Stored data entries
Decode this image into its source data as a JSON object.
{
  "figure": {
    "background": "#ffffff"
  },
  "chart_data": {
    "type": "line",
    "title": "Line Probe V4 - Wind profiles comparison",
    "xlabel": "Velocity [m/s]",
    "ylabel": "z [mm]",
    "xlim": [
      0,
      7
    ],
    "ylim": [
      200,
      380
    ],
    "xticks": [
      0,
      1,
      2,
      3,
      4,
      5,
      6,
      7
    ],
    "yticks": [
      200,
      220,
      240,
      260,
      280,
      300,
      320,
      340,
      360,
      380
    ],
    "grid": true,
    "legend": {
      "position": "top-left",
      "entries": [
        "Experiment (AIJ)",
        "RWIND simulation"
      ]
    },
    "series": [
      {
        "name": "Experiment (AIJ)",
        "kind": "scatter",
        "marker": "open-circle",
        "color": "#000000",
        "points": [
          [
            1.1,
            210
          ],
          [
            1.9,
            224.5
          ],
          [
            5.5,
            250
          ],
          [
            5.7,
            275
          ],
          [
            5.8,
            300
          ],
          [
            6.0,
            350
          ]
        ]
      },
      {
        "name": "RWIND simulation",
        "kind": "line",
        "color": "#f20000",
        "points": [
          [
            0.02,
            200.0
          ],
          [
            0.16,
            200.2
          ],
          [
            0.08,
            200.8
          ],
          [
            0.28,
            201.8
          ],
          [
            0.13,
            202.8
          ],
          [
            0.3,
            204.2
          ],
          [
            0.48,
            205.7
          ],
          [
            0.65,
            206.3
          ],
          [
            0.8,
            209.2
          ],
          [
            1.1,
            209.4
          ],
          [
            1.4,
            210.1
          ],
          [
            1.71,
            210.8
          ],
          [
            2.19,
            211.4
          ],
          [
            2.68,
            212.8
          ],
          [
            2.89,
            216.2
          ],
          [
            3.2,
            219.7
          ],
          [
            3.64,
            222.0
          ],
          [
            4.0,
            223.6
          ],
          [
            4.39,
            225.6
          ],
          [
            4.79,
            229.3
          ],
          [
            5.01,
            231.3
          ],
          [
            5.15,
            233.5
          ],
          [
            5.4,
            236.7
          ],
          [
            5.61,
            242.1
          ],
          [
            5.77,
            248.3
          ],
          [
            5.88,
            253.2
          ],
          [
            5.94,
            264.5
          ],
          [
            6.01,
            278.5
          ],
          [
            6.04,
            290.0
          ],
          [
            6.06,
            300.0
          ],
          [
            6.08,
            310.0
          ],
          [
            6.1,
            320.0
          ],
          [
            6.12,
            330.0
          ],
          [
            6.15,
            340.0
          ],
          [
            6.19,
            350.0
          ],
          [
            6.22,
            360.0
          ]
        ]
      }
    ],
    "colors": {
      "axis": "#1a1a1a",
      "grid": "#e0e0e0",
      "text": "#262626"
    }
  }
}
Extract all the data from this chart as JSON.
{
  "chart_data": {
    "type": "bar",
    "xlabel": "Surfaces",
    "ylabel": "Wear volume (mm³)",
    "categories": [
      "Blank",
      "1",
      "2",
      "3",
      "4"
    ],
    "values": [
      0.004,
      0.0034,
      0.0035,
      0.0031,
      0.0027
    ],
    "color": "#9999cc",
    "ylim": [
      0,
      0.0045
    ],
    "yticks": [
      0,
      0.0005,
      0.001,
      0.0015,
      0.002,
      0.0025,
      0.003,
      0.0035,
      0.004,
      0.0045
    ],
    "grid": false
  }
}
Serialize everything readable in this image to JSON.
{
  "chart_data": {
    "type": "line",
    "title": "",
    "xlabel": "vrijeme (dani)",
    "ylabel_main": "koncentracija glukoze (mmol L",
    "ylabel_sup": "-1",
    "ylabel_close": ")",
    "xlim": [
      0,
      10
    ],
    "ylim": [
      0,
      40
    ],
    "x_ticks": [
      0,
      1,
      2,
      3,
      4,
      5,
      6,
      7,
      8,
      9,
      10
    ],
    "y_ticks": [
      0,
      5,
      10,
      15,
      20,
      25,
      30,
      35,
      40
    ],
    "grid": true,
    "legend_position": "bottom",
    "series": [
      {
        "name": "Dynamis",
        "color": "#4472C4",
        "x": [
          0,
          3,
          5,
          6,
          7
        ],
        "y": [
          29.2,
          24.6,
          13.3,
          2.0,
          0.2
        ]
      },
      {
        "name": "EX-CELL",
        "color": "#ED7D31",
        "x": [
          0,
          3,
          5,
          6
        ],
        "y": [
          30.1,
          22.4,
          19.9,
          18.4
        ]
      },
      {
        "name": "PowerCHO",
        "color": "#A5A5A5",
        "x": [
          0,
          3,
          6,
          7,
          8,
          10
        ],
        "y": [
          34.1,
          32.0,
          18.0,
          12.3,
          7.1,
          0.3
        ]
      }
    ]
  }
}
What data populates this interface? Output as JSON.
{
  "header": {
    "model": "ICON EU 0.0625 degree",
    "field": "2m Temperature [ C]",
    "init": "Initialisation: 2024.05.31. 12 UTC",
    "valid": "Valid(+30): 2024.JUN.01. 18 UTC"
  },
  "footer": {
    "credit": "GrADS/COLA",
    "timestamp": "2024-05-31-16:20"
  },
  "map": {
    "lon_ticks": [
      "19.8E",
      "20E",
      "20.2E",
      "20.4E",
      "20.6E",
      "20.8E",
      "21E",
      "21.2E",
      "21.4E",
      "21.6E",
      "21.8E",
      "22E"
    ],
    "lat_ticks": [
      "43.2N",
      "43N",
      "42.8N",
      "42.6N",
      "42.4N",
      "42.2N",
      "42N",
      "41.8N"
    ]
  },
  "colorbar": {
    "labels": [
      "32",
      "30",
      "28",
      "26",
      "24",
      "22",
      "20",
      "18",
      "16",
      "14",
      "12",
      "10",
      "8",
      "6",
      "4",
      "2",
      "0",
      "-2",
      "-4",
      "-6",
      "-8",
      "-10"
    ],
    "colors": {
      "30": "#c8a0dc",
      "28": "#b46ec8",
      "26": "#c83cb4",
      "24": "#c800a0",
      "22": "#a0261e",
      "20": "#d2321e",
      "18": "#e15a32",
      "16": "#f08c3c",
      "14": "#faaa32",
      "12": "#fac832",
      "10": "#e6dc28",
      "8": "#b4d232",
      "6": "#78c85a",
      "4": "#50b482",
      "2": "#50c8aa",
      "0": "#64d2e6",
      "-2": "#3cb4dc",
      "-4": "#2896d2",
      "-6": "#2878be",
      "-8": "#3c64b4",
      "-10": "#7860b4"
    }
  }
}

§ **Directive**
Write out the whole listing again. Match it word for word.

§ **Correct output**
Decode this image into its source data as a JSON object.
{
  "figure": {
    "background": "#ffffff"
  },
  "chart_data": {
    "type": "line",
    "title": "Line Probe V4 - Wind profiles comparison",
    "xlabel": "Velocity [m/s]",
    "ylabel": "z [mm]",
    "xlim": [
      0,
      7
    ],
    "ylim": [
      200,
      380
    ],
    "xticks": [
      0,
      1,
      2,
      3,
      4,
      5,
      6,
      7
    ],
    "yticks": [
      200,
      220,
      240,
      260,
      280,
      300,
      320,
      340,
      360,
      380
    ],
    "grid": true,
    "legend": {
      "position": "top-left",
      "entries": [
        "Experiment (AIJ)",
        "RWIND simulation"
      ]
    },
    "series": [
      {
        "name": "Experiment (AIJ)",
        "kind": "scatter",
        "marker": "open-circle",
        "color": "#000000",
        "points": [
          [
            1.1,
            210
          ],
          [
            1.9,
            224.5
          ],
          [
            5.5,
            250
          ],
          [
            5.7,
            275
          ],
          [
            5.8,
            300
          ],
          [
            6.0,
            350
          ]
        ]
      },
      {
        "name": "RWIND simulation",
        "kind": "line",
        "color": "#f20000",
        "points": [
          [
            0.02,
            200.0
          ],
          [
            0.16,
            200.2
          ],
          [
            0.08,
            200.8
          ],
          [
            0.28,
            201.8
          ],
          [
            0.13,
            202.8
          ],
          [
            0.3,
            204.2
          ],
          [
            0.48,
            205.7
          ],
          [
            0.65,
            206.3
          ],
          [
            0.8,
            209.2
          ],
          [
            1.1,
            209.4
          ],
          [
            1.4,
            210.1
          ],
          [
            1.71,
            210.8
          ],
          [
            2.19,
            211.4
          ],
          [
            2.68,
            212.8
          ],
          [
            2.89,
            216.2
          ],
          [
            3.2,
            219.7
          ],
          [
            3.64,
            222.0
          ],
          [
            4.0,
            223.6
          ],
          [
            4.39,
            225.6
          ],
          [
            4.79,
            229.3
          ],
          [
            5.01,
            231.3
          ],
          [
            5.15,
            233.5
          ],
          [
            5.4,
            236.7
          ],
          [
            5.61,
            242.1
          ],
          [
            5.77,
            248.3
          ],
          [
            5.88,
            253.2
          ],
          [
            5.94,
            264.5
          ],
          [
            6.01,
            278.5
          ],
          [
            6.04,
            290.0
          ],
          [
            6.06,
            300.0
          ],
          [
            6.08,
            310.0
          ],
          [
            6.1,
            320.0
          ],
          [
            6.12,
            330.0
          ],
          [
            6.15,
            340.0
          ],
          [
            6.19,
            350.0
          ],
          [
            6.22,
            360.0
          ]
        ]
      }
    ],
    "colors": {
      "axis": "#1a1a1a",
      "grid": "#e0e0e0",
      "text": "#262626"
    }
  }
}
Extract all the data from this chart as JSON.
{
  "chart_data": {
    "type": "bar",
    "xlabel": "Surfaces",
    "ylabel": "Wear volume (mm³)",
    "categories": [
      "Blank",
      "1",
      "2",
      "3",
      "4"
    ],
    "values": [
      0.004,
      0.0034,
      0.0035,
      0.0031,
      0.0027
    ],
    "color": "#9999cc",
    "ylim": [
      0,
      0.0045
    ],
    "yticks": [
      0,
      0.0005,
      0.001,
      0.0015,
      0.002,
      0.0025,
      0.003,
      0.0035,
      0.004,
      0.0045
    ],
    "grid": false
  }
}
Serialize everything readable in this image to JSON.
{
  "chart_data": {
    "type": "line",
    "title": "",
    "xlabel": "vrijeme (dani)",
    "ylabel_main": "koncentracija glukoze (mmol L",
    "ylabel_sup": "-1",
    "ylabel_close": ")",
    "xlim": [
      0,
      10
    ],
    "ylim": [
      0,
      40
    ],
    "x_ticks": [
      0,
      1,
      2,
      3,
      4,
      5,
      6,
      7,
      8,
      9,
      10
    ],
    "y_ticks": [
      0,
      5,
      10,
      15,
      20,
      25,
      30,
      35,
      40
    ],
    "grid": true,
    "legend_position": "bottom",
    "series": [
      {
        "name": "Dynamis",
        "color": "#4472C4",
        "x": [
          0,
          3,
          5,
          6,
          7
        ],
        "y": [
          29.2,
          24.6,
          13.3,
          2.0,
          0.2
        ]
      },
      {
        "name": "EX-CELL",
        "color": "#ED7D31",
        "x": [
          0,
          3,
          5,
          6
        ],
        "y": [
          30.1,
          22.4,
          19.9,
          18.4
        ]
      },
      {
        "name": "PowerCHO",
        "color": "#A5A5A5",
        "x": [
          0,
          3,
          6,
          7,
          8,
          10
        ],
        "y": [
          34.1,
          32.0,
          18.0,
          12.3,
          7.1,
          0.3
        ]
      }
    ]
  }
}
What data populates this interface? Output as JSON.
{
  "header": {
    "model": "ICON EU 0.0625 degree",
    "field": "2m Temperature [ C]",
    "init": "Initialisation: 2024.05.31. 12 UTC",
    "valid": "Valid(+30): 2024.JUN.01. 18 UTC"
  },
  "footer": {
    "credit": "GrADS/COLA",
    "timestamp": "2024-05-31-16:20"
  },
  "map": {
    "lon_ticks": [
      "19.8E",
      "20E",
      "20.2E",
      "20.4E",
      "20.6E",
      "20.8E",
      "21E",
      "21.2E",
      "21.4E",
      "21.6E",
      "21.8E",
      "22E"
    ],
    "lat_ticks": [
      "43.2N",
      "43N",
      "42.8N",
      "42.6N",
      "42.4N",
      "42.2N",
      "42N",
      "41.8N"
    ]
  },
  "colorbar": {
    "labels": [
      "32",
      "30",
      "28",
      "26",
      "24",
      "22",
      "20",
      "18",
      "16",
      "14",
      "12",
      "10",
      "8",
      "6",
      "4",
      "2",
      "0",
      "-2",
      "-4",
      "-6",
      "-8",
      "-10"
    ],
    "colors": {
      "30": "#c8a0dc",
      "28": "#b46ec8",
      "26": "#c83cb4",
      "24": "#c800a0",
      "22": "#a0261e",
      "20": "#d2321e",
      "18": "#e15a32",
      "16": "#f08c3c",
      "14": "#faaa32",
      "12": "#fac832",
      "10": "#e6dc28",
      "8": "#b4d232",
      "6": "#78c85a",
      "4": "#50b482",
      "2": "#50c8aa",
      "0": "#64d2e6",
      "-2": "#3cb4dc",
      "-4": "#2896d2",
      "-6": "#2878be",
      "-8": "#3c64b4",
      "-10": "#7860b4"
    }
  }
}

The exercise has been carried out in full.